**Work instruction**
Below are the records. State how many of their lines hold the word "content", and add nothing else.

Stored data:

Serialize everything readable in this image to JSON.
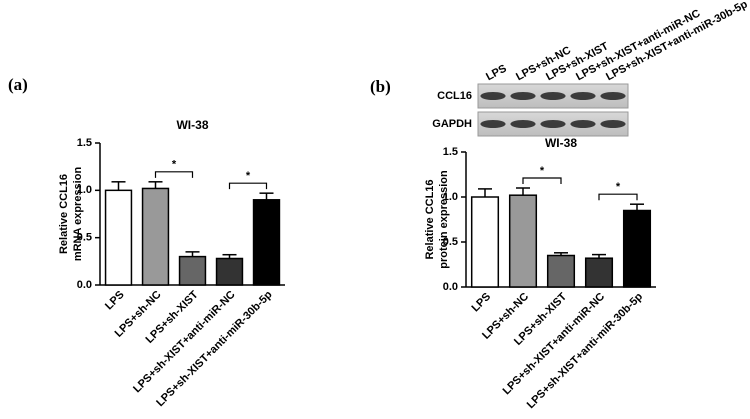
{
  "chart_data": [
    {
      "type": "bar",
      "panel_label": "(a)",
      "title": "WI-38",
      "y_label": [
        "Relative CCL16",
        "mRNA expression"
      ],
      "categories": [
        "LPS",
        "LPS+sh-NC",
        "LPS+sh-XIST",
        "LPS+sh-XIST+anti-miR-NC",
        "LPS+sh-XIST+anti-miR-30b-5p"
      ],
      "values": [
        1.0,
        1.02,
        0.3,
        0.28,
        0.9
      ],
      "errors": [
        0.09,
        0.07,
        0.05,
        0.04,
        0.07
      ],
      "colors": [
        "#ffffff",
        "#999999",
        "#666666",
        "#333333",
        "#000000"
      ],
      "ylim": [
        0,
        1.5
      ],
      "yticks": [
        {
          "value": 0,
          "label": "0.0"
        },
        0.5,
        {
          "value": 1,
          "label": "1.0"
        },
        1.5
      ],
      "significance": [
        {
          "label": "*",
          "between": [
            1,
            2
          ]
        },
        {
          "label": "*",
          "between": [
            3,
            4
          ]
        }
      ]
    },
    {
      "type": "bar",
      "panel_label": "(b)",
      "title": "WI-38",
      "y_label": [
        "Relative CCL16",
        "protein expression"
      ],
      "blot_rows": [
        "CCL16",
        "GAPDH"
      ],
      "categories": [
        "LPS",
        "LPS+sh-NC",
        "LPS+sh-XIST",
        "LPS+sh-XIST+anti-miR-NC",
        "LPS+sh-XIST+anti-miR-30b-5p"
      ],
      "values": [
        1.0,
        1.02,
        0.35,
        0.32,
        0.85
      ],
      "errors": [
        0.09,
        0.08,
        0.03,
        0.04,
        0.07
      ],
      "colors": [
        "#ffffff",
        "#999999",
        "#666666",
        "#333333",
        "#000000"
      ],
      "ylim": [
        0,
        1.5
      ],
      "yticks": [
        {
          "value": 0,
          "label": "0.0"
        },
        0.5,
        {
          "value": 1,
          "label": "1.0"
        },
        1.5
      ],
      "significance": [
        {
          "label": "*",
          "between": [
            1,
            2
          ]
        },
        {
          "label": "*",
          "between": [
            3,
            4
          ]
        }
      ]
    }
  ]
}
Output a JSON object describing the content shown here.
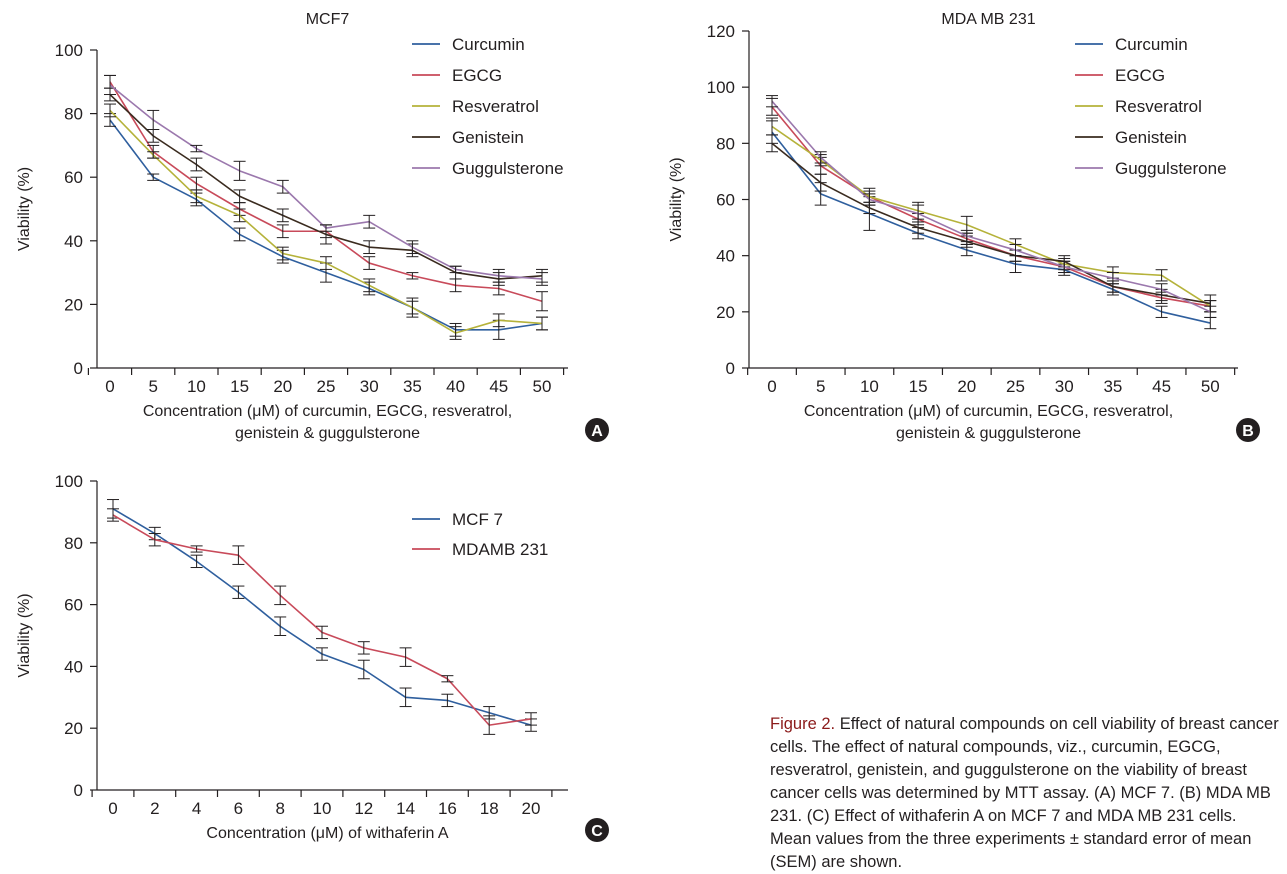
{
  "figure": {
    "caption_label": "Figure 2.",
    "caption_text": "Effect of natural compounds on cell viability of breast cancer cells. The effect of natural compounds, viz., curcumin, EGCG, resveratrol, genistein, and guggulsterone on the viability of breast cancer cells was determined by MTT assay. (A) MCF 7. (B) MDA MB 231. (C) Effect of withaferin A on MCF 7 and MDA MB 231 cells. Mean values from the three experiments ± standard error of mean (SEM) are shown."
  },
  "chart_data": [
    {
      "type": "line",
      "panel_label": "A",
      "title": "MCF7",
      "ylabel": "Viability (%)",
      "xlabel_lines": [
        "Concentration (μM) of curcumin, EGCG, resveratrol,",
        "genistein & guggulsterone"
      ],
      "categories": [
        "0",
        "5",
        "10",
        "15",
        "20",
        "25",
        "30",
        "35",
        "40",
        "45",
        "50"
      ],
      "yticks": [
        "0",
        "20",
        "40",
        "60",
        "80",
        "100"
      ],
      "ylim": [
        0,
        100
      ],
      "legend_position": "top-right",
      "grid": false,
      "series": [
        {
          "name": "Curcumin",
          "color": "#2f5f9e",
          "values": [
            78,
            60,
            53,
            42,
            35,
            30,
            25,
            19,
            12,
            12,
            14
          ],
          "errors": [
            2,
            1,
            2,
            2,
            2,
            3,
            2,
            3,
            2,
            3,
            2
          ]
        },
        {
          "name": "EGCG",
          "color": "#c84a5a",
          "values": [
            90,
            68,
            58,
            50,
            43,
            43,
            33,
            29,
            26,
            25,
            21
          ],
          "errors": [
            2,
            2,
            2,
            2,
            2,
            2,
            2,
            1,
            2,
            2,
            3
          ]
        },
        {
          "name": "Resveratrol",
          "color": "#b5b23a",
          "values": [
            81,
            67,
            54,
            48,
            36,
            33,
            26,
            19,
            11,
            15,
            14
          ],
          "errors": [
            2,
            1,
            2,
            2,
            2,
            2,
            2,
            2,
            2,
            2,
            2
          ]
        },
        {
          "name": "Genistein",
          "color": "#3a2b1f",
          "values": [
            86,
            73,
            64,
            54,
            48,
            42,
            38,
            37,
            30,
            28,
            29
          ],
          "errors": [
            2,
            2,
            2,
            2,
            2,
            3,
            2,
            2,
            2,
            2,
            2
          ]
        },
        {
          "name": "Guggulsterone",
          "color": "#9b78ad",
          "values": [
            89,
            78,
            69,
            62,
            57,
            44,
            46,
            38,
            31,
            29,
            28
          ],
          "errors": [
            3,
            3,
            1,
            3,
            2,
            1,
            2,
            2,
            1,
            2,
            2
          ]
        }
      ]
    },
    {
      "type": "line",
      "panel_label": "B",
      "title": "MDA MB 231",
      "ylabel": "Viability (%)",
      "xlabel_lines": [
        "Concentration (μM) of curcumin, EGCG, resveratrol,",
        "genistein & guggulsterone"
      ],
      "categories": [
        "0",
        "5",
        "10",
        "15",
        "20",
        "25",
        "30",
        "35",
        "45",
        "50"
      ],
      "yticks": [
        "0",
        "20",
        "40",
        "60",
        "80",
        "100",
        "120"
      ],
      "ylim": [
        0,
        120
      ],
      "legend_position": "top-right",
      "grid": false,
      "series": [
        {
          "name": "Curcumin",
          "color": "#2f5f9e",
          "values": [
            84,
            62,
            55,
            48,
            42,
            37,
            35,
            28,
            20,
            16
          ],
          "errors": [
            4,
            4,
            6,
            2,
            2,
            3,
            2,
            2,
            2,
            2
          ]
        },
        {
          "name": "EGCG",
          "color": "#c84a5a",
          "values": [
            93,
            72,
            61,
            53,
            46,
            40,
            36,
            29,
            25,
            22
          ],
          "errors": [
            3,
            3,
            2,
            2,
            2,
            2,
            2,
            2,
            2,
            2
          ]
        },
        {
          "name": "Resveratrol",
          "color": "#b5b23a",
          "values": [
            86,
            74,
            61,
            56,
            51,
            44,
            37,
            34,
            33,
            22
          ],
          "errors": [
            3,
            2,
            3,
            3,
            3,
            2,
            2,
            2,
            2,
            2
          ]
        },
        {
          "name": "Genistein",
          "color": "#3a2b1f",
          "values": [
            80,
            66,
            57,
            50,
            45,
            40,
            38,
            29,
            26,
            23
          ],
          "errors": [
            3,
            3,
            2,
            2,
            2,
            2,
            2,
            2,
            2,
            3
          ]
        },
        {
          "name": "Guggulsterone",
          "color": "#9b78ad",
          "values": [
            95,
            75,
            60,
            55,
            47,
            42,
            36,
            32,
            28,
            20
          ],
          "errors": [
            2,
            2,
            2,
            3,
            2,
            2,
            2,
            2,
            2,
            2
          ]
        }
      ]
    },
    {
      "type": "line",
      "panel_label": "C",
      "title": "",
      "ylabel": "Viability (%)",
      "xlabel_lines": [
        "Concentration (μM) of withaferin A"
      ],
      "categories": [
        "0",
        "2",
        "4",
        "6",
        "8",
        "10",
        "12",
        "14",
        "16",
        "18",
        "20"
      ],
      "yticks": [
        "0",
        "20",
        "40",
        "60",
        "80",
        "100"
      ],
      "ylim": [
        0,
        100
      ],
      "legend_position": "top-right",
      "grid": false,
      "series": [
        {
          "name": "MCF 7",
          "color": "#2f5f9e",
          "values": [
            91,
            83,
            74,
            64,
            53,
            44,
            39,
            30,
            29,
            25,
            21
          ],
          "errors": [
            3,
            2,
            2,
            2,
            3,
            2,
            3,
            3,
            2,
            2,
            2
          ]
        },
        {
          "name": "MDAMB 231",
          "color": "#c84a5a",
          "values": [
            89,
            81,
            78,
            76,
            63,
            51,
            46,
            43,
            36,
            21,
            23
          ],
          "errors": [
            2,
            2,
            1,
            3,
            3,
            2,
            2,
            3,
            1,
            3,
            2
          ]
        }
      ]
    }
  ]
}
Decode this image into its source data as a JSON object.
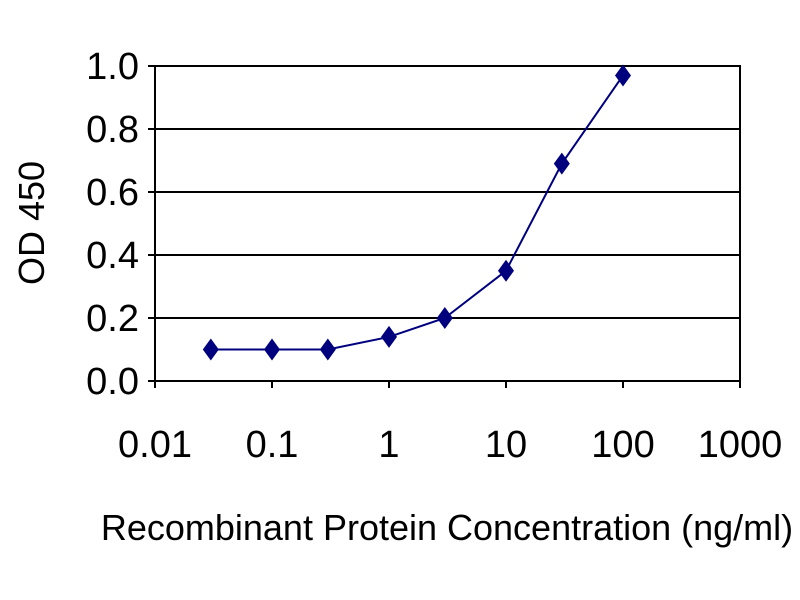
{
  "chart_data": {
    "type": "line",
    "xlabel": "Recombinant Protein Concentration (ng/ml)",
    "ylabel": "OD 450",
    "x_scale": "log",
    "xlim": [
      0.01,
      1000
    ],
    "ylim": [
      0.0,
      1.0
    ],
    "x_ticks": [
      "0.01",
      "0.1",
      "1",
      "10",
      "100",
      "1000"
    ],
    "y_ticks": [
      "0.0",
      "0.2",
      "0.4",
      "0.6",
      "0.8",
      "1.0"
    ],
    "grid": "horizontal",
    "series": [
      {
        "x": [
          0.03,
          0.1,
          0.3,
          1,
          3,
          10,
          30,
          100
        ],
        "y": [
          0.1,
          0.1,
          0.1,
          0.14,
          0.2,
          0.35,
          0.69,
          0.97
        ],
        "color": "#00007f",
        "marker": "diamond"
      }
    ]
  }
}
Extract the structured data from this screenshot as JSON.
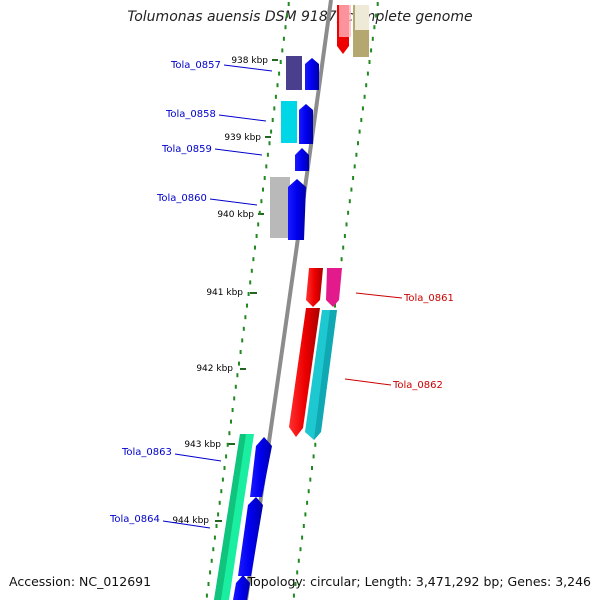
{
  "title": "Tolumonas auensis DSM 9187, complete genome",
  "footer": {
    "accession": "Accession: NC_012691",
    "summary": "Topology: circular; Length: 3,471,292 bp; Genes: 3,246"
  },
  "ticks": [
    "938 kbp",
    "939 kbp",
    "940 kbp",
    "941 kbp",
    "942 kbp",
    "943 kbp",
    "944 kbp"
  ],
  "genes": [
    {
      "label": "Tola_0857",
      "strand": "left",
      "color": "#0000cc"
    },
    {
      "label": "Tola_0858",
      "strand": "left",
      "color": "#0000cc"
    },
    {
      "label": "Tola_0859",
      "strand": "left",
      "color": "#0000cc"
    },
    {
      "label": "Tola_0860",
      "strand": "left",
      "color": "#0000cc"
    },
    {
      "label": "Tola_0861",
      "strand": "right",
      "color": "#cc0000"
    },
    {
      "label": "Tola_0862",
      "strand": "right",
      "color": "#cc0000"
    },
    {
      "label": "Tola_0863",
      "strand": "left",
      "color": "#0000cc"
    },
    {
      "label": "Tola_0864",
      "strand": "left",
      "color": "#0000cc"
    }
  ],
  "colors": {
    "backbone": "#8c8c8c",
    "dots": "#228822",
    "forward_arrow": "#0000ee",
    "reverse_arrow": "#ee0000"
  }
}
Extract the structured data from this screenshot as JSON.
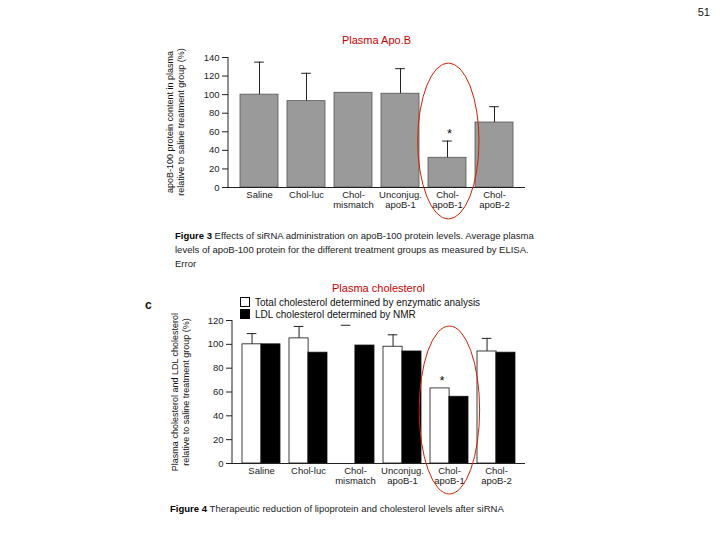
{
  "page_number": 51,
  "chart_data": [
    {
      "type": "bar",
      "title": "Plasma Apo.B",
      "ylabel": "apoB-100 protein content in plasma\nrelative to saline treatment group (%)",
      "categories": [
        "Saline",
        "Chol-luc",
        "Chol-\nmismatch",
        "Unconjug.\napoB-1",
        "Chol-\napoB-1",
        "Chol-\napoB-2"
      ],
      "values": [
        100,
        93,
        102,
        101,
        32,
        70
      ],
      "error_top": [
        135,
        123,
        null,
        128,
        50,
        87
      ],
      "color": "#9a9a9a",
      "annotations": [
        {
          "text": "*",
          "category": "Chol-\napoB-1"
        }
      ],
      "ylim": [
        0,
        140
      ],
      "yticks": [
        0,
        20,
        40,
        60,
        80,
        100,
        120,
        140
      ],
      "caption_label": "Figure 3",
      "caption": "Effects of siRNA administration on apoB-100 protein levels. Average plasma levels of apoB-100 protein for the different treatment groups as measured by ELISA. Error"
    },
    {
      "type": "bar",
      "title": "Plasma cholesterol",
      "panel_label": "c",
      "ylabel": "Plasma cholesterol and LDL cholesterol\nrelative to saline treatment group (%)",
      "categories": [
        "Saline",
        "Chol-luc",
        "Chol-\nmismatch",
        "Unconjug.\napoB-1",
        "Chol-\napoB-1",
        "Chol-\napoB-2"
      ],
      "series": [
        {
          "name": "Total cholesterol determined by enzymatic analysis",
          "color": "#ffffff",
          "values": [
            100,
            105,
            null,
            98,
            63,
            94
          ],
          "error_top": [
            109,
            115,
            116,
            108,
            null,
            105
          ]
        },
        {
          "name": "LDL cholesterol determined by NMR",
          "color": "#000000",
          "values": [
            100,
            93,
            99,
            94,
            56,
            93
          ]
        }
      ],
      "legend": "top-left",
      "annotations": [
        {
          "text": "*",
          "category": "Chol-\napoB-1"
        }
      ],
      "ylim": [
        0,
        120
      ],
      "yticks": [
        0,
        20,
        40,
        60,
        80,
        100,
        120
      ],
      "caption_label": "Figure 4",
      "caption": "Therapeutic reduction of lipoprotein and cholesterol levels after siRNA"
    }
  ]
}
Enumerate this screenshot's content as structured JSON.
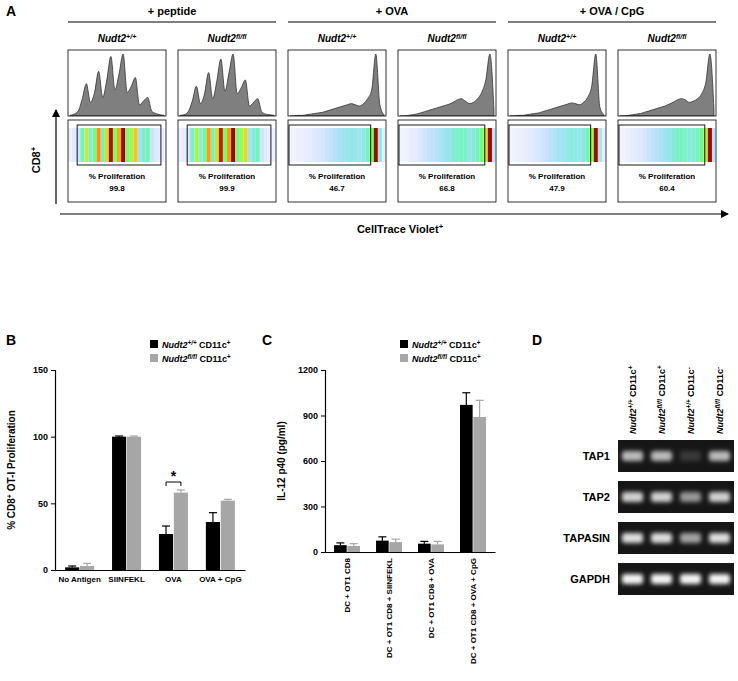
{
  "panel_labels": [
    "A",
    "B",
    "C",
    "D"
  ],
  "panel_a": {
    "y_label": "CD8+",
    "x_label": "CellTrace Violet+",
    "stat_label": "% Proliferation",
    "ylim": [
      0,
      100
    ],
    "groups": [
      {
        "title": "+ peptide",
        "panels": [
          {
            "genotype": "Nudt2+/+",
            "proliferation": 99.8,
            "gate": [
              2,
              23
            ],
            "histogram": [
              1,
              3,
              8,
              28,
              52,
              22,
              38,
              72,
              30,
              58,
              96,
              42,
              68,
              100,
              38,
              48,
              62,
              18,
              24,
              30,
              8,
              4,
              2,
              1
            ]
          },
          {
            "genotype": "Nudt2fl/fl",
            "proliferation": 99.9,
            "gate": [
              2,
              23
            ],
            "histogram": [
              1,
              2,
              7,
              24,
              48,
              20,
              36,
              70,
              28,
              56,
              92,
              40,
              70,
              100,
              36,
              46,
              58,
              16,
              22,
              28,
              7,
              3,
              2,
              1
            ]
          }
        ]
      },
      {
        "title": "+ OVA",
        "panels": [
          {
            "genotype": "Nudt2+/+",
            "proliferation": 46.7,
            "gate": [
              0,
              20.5
            ],
            "histogram": [
              0,
              0,
              1,
              1,
              2,
              3,
              4,
              5,
              6,
              8,
              10,
              12,
              14,
              16,
              18,
              20,
              18,
              16,
              20,
              28,
              42,
              100,
              18,
              2
            ]
          },
          {
            "genotype": "Nudt2fl/fl",
            "proliferation": 66.8,
            "gate": [
              0,
              21.5
            ],
            "histogram": [
              0,
              0,
              1,
              2,
              3,
              5,
              7,
              9,
              11,
              13,
              15,
              17,
              19,
              22,
              26,
              28,
              24,
              20,
              22,
              28,
              38,
              58,
              100,
              10
            ]
          }
        ]
      },
      {
        "title": "+ OVA / CpG",
        "panels": [
          {
            "genotype": "Nudt2+/+",
            "proliferation": 47.9,
            "gate": [
              0,
              20.5
            ],
            "histogram": [
              0,
              0,
              1,
              1,
              2,
              3,
              4,
              5,
              7,
              9,
              11,
              13,
              15,
              17,
              19,
              21,
              20,
              18,
              22,
              30,
              48,
              100,
              14,
              2
            ]
          },
          {
            "genotype": "Nudt2fl/fl",
            "proliferation": 60.4,
            "gate": [
              0,
              21.5
            ],
            "histogram": [
              0,
              0,
              1,
              2,
              3,
              4,
              6,
              8,
              10,
              12,
              14,
              16,
              19,
              22,
              26,
              28,
              26,
              22,
              24,
              28,
              36,
              54,
              100,
              12
            ]
          }
        ]
      }
    ]
  },
  "chart_data": [
    {
      "type": "bar",
      "ylabel": "% CD8+ OT-I Proliferation",
      "categories": [
        "No Antigen",
        "SIINFEKL",
        "OVA",
        "OVA + CpG"
      ],
      "series": [
        {
          "name": "Nudt2+/+ CD11c+",
          "color": "#000000",
          "values": [
            2,
            100,
            27,
            36
          ],
          "errors": [
            1,
            0.5,
            6,
            7
          ]
        },
        {
          "name": "Nudt2fl/fl CD11c+",
          "color": "#a6a6a6",
          "values": [
            3,
            100,
            58,
            52
          ],
          "errors": [
            2,
            0.5,
            2,
            1
          ]
        }
      ],
      "ylim": [
        0,
        150
      ],
      "yticks": [
        0,
        50,
        100,
        150
      ],
      "legend": "top right",
      "annotations": [
        {
          "text": "*",
          "x": "OVA",
          "y": 66
        }
      ]
    },
    {
      "type": "bar",
      "ylabel": "IL-12  p40 (pg/ml)",
      "categories": [
        "DC + OT1 CD8",
        "DC + OT1 CD8 + SIINFEKL",
        "DC + OT1 CD8 + OVA",
        "DC + OT1 CD8 + OVA + CpG"
      ],
      "series": [
        {
          "name": "Nudt2+/+ CD11c+",
          "color": "#000000",
          "values": [
            45,
            75,
            55,
            970
          ],
          "errors": [
            15,
            25,
            15,
            80
          ]
        },
        {
          "name": "Nudt2fl/fl CD11c+",
          "color": "#a6a6a6",
          "values": [
            40,
            65,
            50,
            890
          ],
          "errors": [
            15,
            20,
            20,
            110
          ]
        }
      ],
      "ylim": [
        0,
        1200
      ],
      "yticks": [
        0,
        300,
        600,
        900,
        1200
      ],
      "legend": "top right"
    }
  ],
  "panel_d": {
    "row_labels": [
      "TAP1",
      "TAP2",
      "TAPASIN",
      "GAPDH"
    ],
    "column_labels": [
      "Nudt2+/+ CD11c+",
      "Nudt2fl/fl CD11c+",
      "Nudt2+/+ CD11c-",
      "Nudt2fl/fl CD11c-"
    ],
    "band_intensity": [
      [
        0.7,
        0.7,
        0.15,
        0.7
      ],
      [
        0.8,
        0.8,
        0.55,
        0.8
      ],
      [
        0.85,
        0.85,
        0.6,
        0.85
      ],
      [
        0.95,
        0.95,
        0.95,
        0.95
      ]
    ]
  }
}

**Exercise response**
3